*Exercise objective:* Your copy of the material must match it exactly, except that pictures are dropped.

"""

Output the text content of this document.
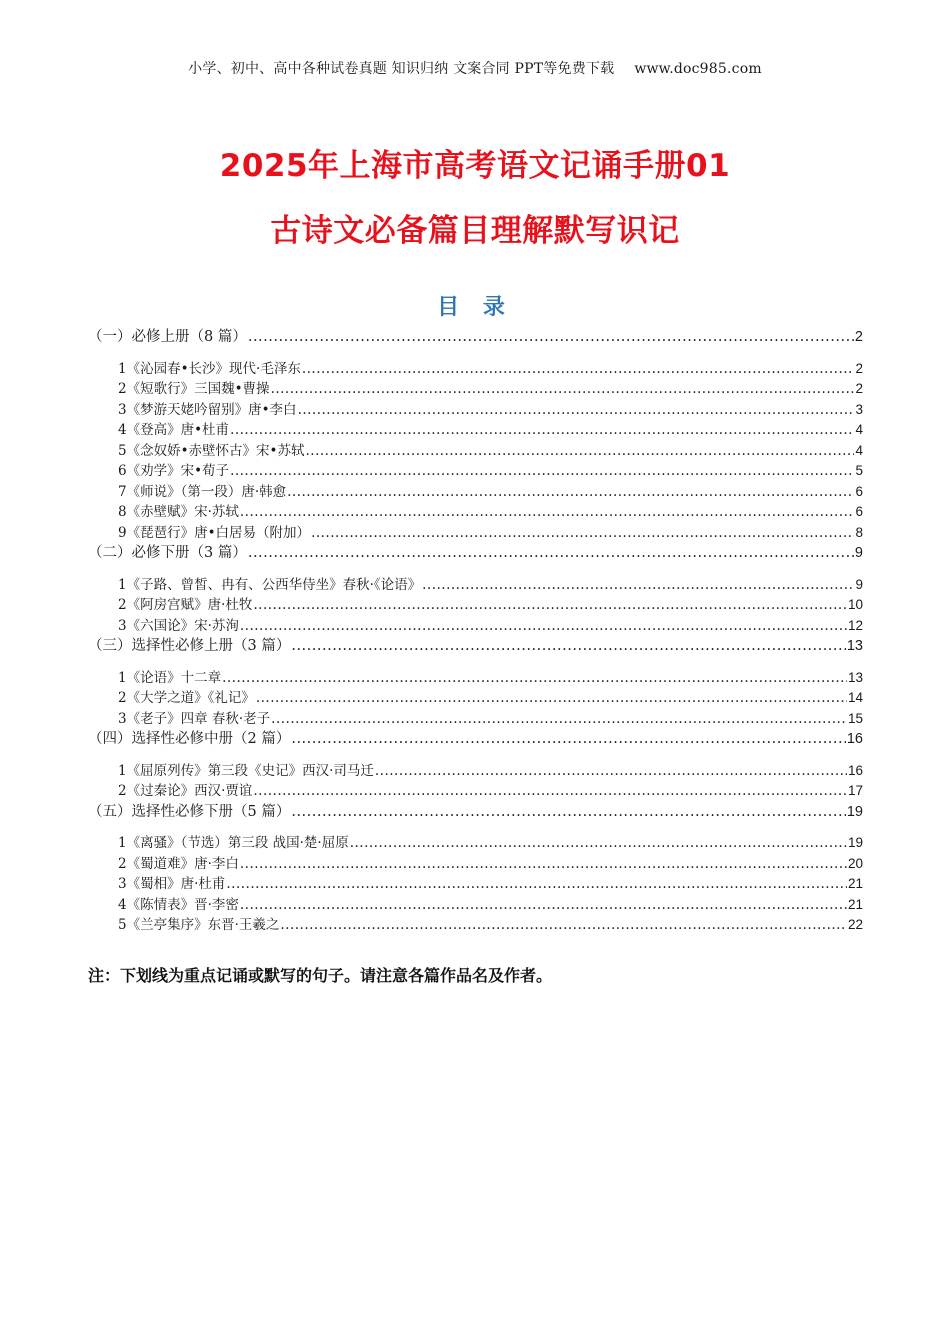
小学、初中、高中各种试卷真题 知识归纳 文案合同 PPT等免费下载 www.doc985.com
2025年上海市高考语文记诵手册01
古诗文必备篇目理解默写识记
目 录
（一）必修上册（8 篇） .....	2
1《沁园春•长沙》现代·毛泽东 .....	2
2《短歌行》三国魏•曹操 .....	2
3《梦游天姥吟留别》唐•李白 .....	3
4《登高》唐•杜甫 .....	4
5《念奴娇•赤壁怀古》宋•苏轼 .....	4
6《劝学》宋•荀子 .....	5
7《师说》（第一段）唐·韩愈 .....	6
8《赤壁赋》宋·苏轼 .....	6
9《琵琶行》唐•白居易（附加） .....	8
（二）必修下册（3 篇） .....	9
1《子路、曾皙、冉有、公西华侍坐》春秋·《论语》 .....	9
2《阿房宫赋》唐·杜牧 .....	10
3《六国论》宋·苏洵 .....	12
（三）选择性必修上册（3 篇） .....	13
1《论语》十二章 .....	13
2《大学之道》《礼记》 .....	14
3《老子》四章 春秋·老子 .....	15
（四）选择性必修中册（2 篇） .....	16
1《屈原列传》第三段《史记》西汉·司马迁 .....	16
2《过秦论》西汉·贾谊 .....	17
（五）选择性必修下册（5 篇） .....	19
1《离骚》（节选）第三段 战国·楚·屈原 .....	19
2《蜀道难》唐·李白 .....	20
3《蜀相》唐·杜甫 .....	21
4《陈情表》晋·李密 .....	21
5《兰亭集序》东晋·王羲之 .....	22
注：下划线为重点记诵或默写的句子。请注意各篇作品名及作者。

"""

*Right answer:*
Output the text content of this document.
小学、初中、高中各种试卷真题 知识归纳 文案合同 PPT等免费下载 www.doc985.com
2025年上海市高考语文记诵手册01
古诗文必备篇目理解默写识记
目 录
（一）必修上册（8 篇） .....	2
1《沁园春•长沙》现代·毛泽东 .....	2
2《短歌行》三国魏•曹操 .....	2
3《梦游天姥吟留别》唐•李白 .....	3
4《登高》唐•杜甫 .....	4
5《念奴娇•赤壁怀古》宋•苏轼 .....	4
6《劝学》宋•荀子 .....	5
7《师说》（第一段）唐·韩愈 .....	6
8《赤壁赋》宋·苏轼 .....	6
9《琵琶行》唐•白居易（附加） .....	8
（二）必修下册（3 篇） .....	9
1《子路、曾皙、冉有、公西华侍坐》春秋·《论语》 .....	9
2《阿房宫赋》唐·杜牧 .....	10
3《六国论》宋·苏洵 .....	12
（三）选择性必修上册（3 篇） .....	13
1《论语》十二章 .....	13
2《大学之道》《礼记》 .....	14
3《老子》四章 春秋·老子 .....	15
（四）选择性必修中册（2 篇） .....	16
1《屈原列传》第三段《史记》西汉·司马迁 .....	16
2《过秦论》西汉·贾谊 .....	17
（五）选择性必修下册（5 篇） .....	19
1《离骚》（节选）第三段 战国·楚·屈原 .....	19
2《蜀道难》唐·李白 .....	20
3《蜀相》唐·杜甫 .....	21
4《陈情表》晋·李密 .....	21
5《兰亭集序》东晋·王羲之 .....	22
注：下划线为重点记诵或默写的句子。请注意各篇作品名及作者。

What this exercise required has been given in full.